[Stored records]
---*---

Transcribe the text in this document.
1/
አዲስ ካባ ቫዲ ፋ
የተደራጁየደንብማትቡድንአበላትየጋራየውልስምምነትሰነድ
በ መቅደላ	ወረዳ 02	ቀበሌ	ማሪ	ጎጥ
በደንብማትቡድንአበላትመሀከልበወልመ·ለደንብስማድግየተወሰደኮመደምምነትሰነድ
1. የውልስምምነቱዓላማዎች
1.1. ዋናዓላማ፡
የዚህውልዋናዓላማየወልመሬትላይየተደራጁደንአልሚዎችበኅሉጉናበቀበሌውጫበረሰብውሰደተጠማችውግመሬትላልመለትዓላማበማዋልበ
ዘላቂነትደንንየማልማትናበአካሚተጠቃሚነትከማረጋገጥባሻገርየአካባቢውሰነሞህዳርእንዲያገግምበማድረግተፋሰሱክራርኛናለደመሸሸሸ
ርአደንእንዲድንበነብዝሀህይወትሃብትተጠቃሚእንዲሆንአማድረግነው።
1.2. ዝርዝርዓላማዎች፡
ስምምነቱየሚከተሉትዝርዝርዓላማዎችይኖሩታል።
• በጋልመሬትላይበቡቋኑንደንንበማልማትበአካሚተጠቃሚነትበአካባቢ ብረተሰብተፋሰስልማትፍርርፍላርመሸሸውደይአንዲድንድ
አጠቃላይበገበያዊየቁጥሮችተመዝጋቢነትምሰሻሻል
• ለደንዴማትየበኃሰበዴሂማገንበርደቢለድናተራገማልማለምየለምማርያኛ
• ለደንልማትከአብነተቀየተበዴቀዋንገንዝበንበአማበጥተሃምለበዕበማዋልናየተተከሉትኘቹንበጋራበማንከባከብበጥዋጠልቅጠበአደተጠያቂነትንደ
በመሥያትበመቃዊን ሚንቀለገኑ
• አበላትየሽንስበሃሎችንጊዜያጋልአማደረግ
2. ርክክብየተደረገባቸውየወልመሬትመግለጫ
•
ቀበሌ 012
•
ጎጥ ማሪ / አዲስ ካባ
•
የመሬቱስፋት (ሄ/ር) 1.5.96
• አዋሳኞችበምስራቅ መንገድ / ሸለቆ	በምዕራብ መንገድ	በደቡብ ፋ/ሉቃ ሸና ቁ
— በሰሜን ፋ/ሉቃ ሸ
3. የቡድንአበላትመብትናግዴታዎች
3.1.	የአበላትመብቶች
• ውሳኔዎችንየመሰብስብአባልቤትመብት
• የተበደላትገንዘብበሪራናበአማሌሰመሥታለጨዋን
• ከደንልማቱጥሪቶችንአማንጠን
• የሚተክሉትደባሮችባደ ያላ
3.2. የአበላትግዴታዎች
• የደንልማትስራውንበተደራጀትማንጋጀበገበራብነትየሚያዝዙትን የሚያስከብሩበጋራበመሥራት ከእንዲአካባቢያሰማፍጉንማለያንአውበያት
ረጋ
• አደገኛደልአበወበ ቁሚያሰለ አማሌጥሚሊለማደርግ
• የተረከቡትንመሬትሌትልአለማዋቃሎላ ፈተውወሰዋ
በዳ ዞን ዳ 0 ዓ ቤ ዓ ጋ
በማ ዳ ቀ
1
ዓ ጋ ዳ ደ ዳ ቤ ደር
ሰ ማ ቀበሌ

---*---

Your task is to transcribe the material exactly.

Transcribe the text in this document.
1/
አዲስ ካባ ቫዲ ፋ
የተደራጁየደንብማትቡድንአበላትየጋራየውልስምምነትሰነድ
በ መቅደላ	ወረዳ 02	ቀበሌ	ማሪ	ጎጥ
በደንብማትቡድንአበላትመሀከልበወልመ·ለደንብስማድግየተወሰደኮመደምምነትሰነድ
1. የውልስምምነቱዓላማዎች
1.1. ዋናዓላማ፡
የዚህውልዋናዓላማየወልመሬትላይየተደራጁደንአልሚዎችበኅሉጉናበቀበሌውጫበረሰብውሰደተጠማችውግመሬትላልመለትዓላማበማዋልበ
ዘላቂነትደንንየማልማትናበአካሚተጠቃሚነትከማረጋገጥባሻገርየአካባቢውሰነሞህዳርእንዲያገግምበማድረግተፋሰሱክራርኛናለደመሸሸሸ
ርአደንእንዲድንበነብዝሀህይወትሃብትተጠቃሚእንዲሆንአማድረግነው።
1.2. ዝርዝርዓላማዎች፡
ስምምነቱየሚከተሉትዝርዝርዓላማዎችይኖሩታል።
• በጋልመሬትላይበቡቋኑንደንንበማልማትበአካሚተጠቃሚነትበአካባቢ ብረተሰብተፋሰስልማትፍርርፍላርመሸሸውደይአንዲድንድ
አጠቃላይበገበያዊየቁጥሮችተመዝጋቢነትምሰሻሻል
• ለደንዴማትየበኃሰበዴሂማገንበርደቢለድናተራገማልማለምየለምማርያኛ
• ለደንልማትከአብነተቀየተበዴቀዋንገንዝበንበአማበጥተሃምለበዕበማዋልናየተተከሉትኘቹንበጋራበማንከባከብበጥዋጠልቅጠበአደተጠያቂነትንደ
በመሥያትበመቃዊን ሚንቀለገኑ
• አበላትየሽንስበሃሎችንጊዜያጋልአማደረግ
2. ርክክብየተደረገባቸውየወልመሬትመግለጫ
•
ቀበሌ 012
•
ጎጥ ማሪ / አዲስ ካባ
•
የመሬቱስፋት (ሄ/ር) 1.5.96
• አዋሳኞችበምስራቅ መንገድ / ሸለቆ	በምዕራብ መንገድ	በደቡብ ፋ/ሉቃ ሸና ቁ
— በሰሜን ፋ/ሉቃ ሸ
3. የቡድንአበላትመብትናግዴታዎች
3.1.	የአበላትመብቶች
• ውሳኔዎችንየመሰብስብአባልቤትመብት
• የተበደላትገንዘብበሪራናበአማሌሰመሥታለጨዋን
• ከደንልማቱጥሪቶችንአማንጠን
• የሚተክሉትደባሮችባደ ያላ
3.2. የአበላትግዴታዎች
• የደንልማትስራውንበተደራጀትማንጋጀበገበራብነትየሚያዝዙትን የሚያስከብሩበጋራበመሥራት ከእንዲአካባቢያሰማፍጉንማለያንአውበያት
ረጋ
• አደገኛደልአበወበ ቁሚያሰለ አማሌጥሚሊለማደርግ
• የተረከቡትንመሬትሌትልአለማዋቃሎላ ፈተውወሰዋ
በዳ ዞን ዳ 0 ዓ ቤ ዓ ጋ
በማ ዳ ቀ
1
ዓ ጋ ዳ ደ ዳ ቤ ደር
ሰ ማ ቀበሌ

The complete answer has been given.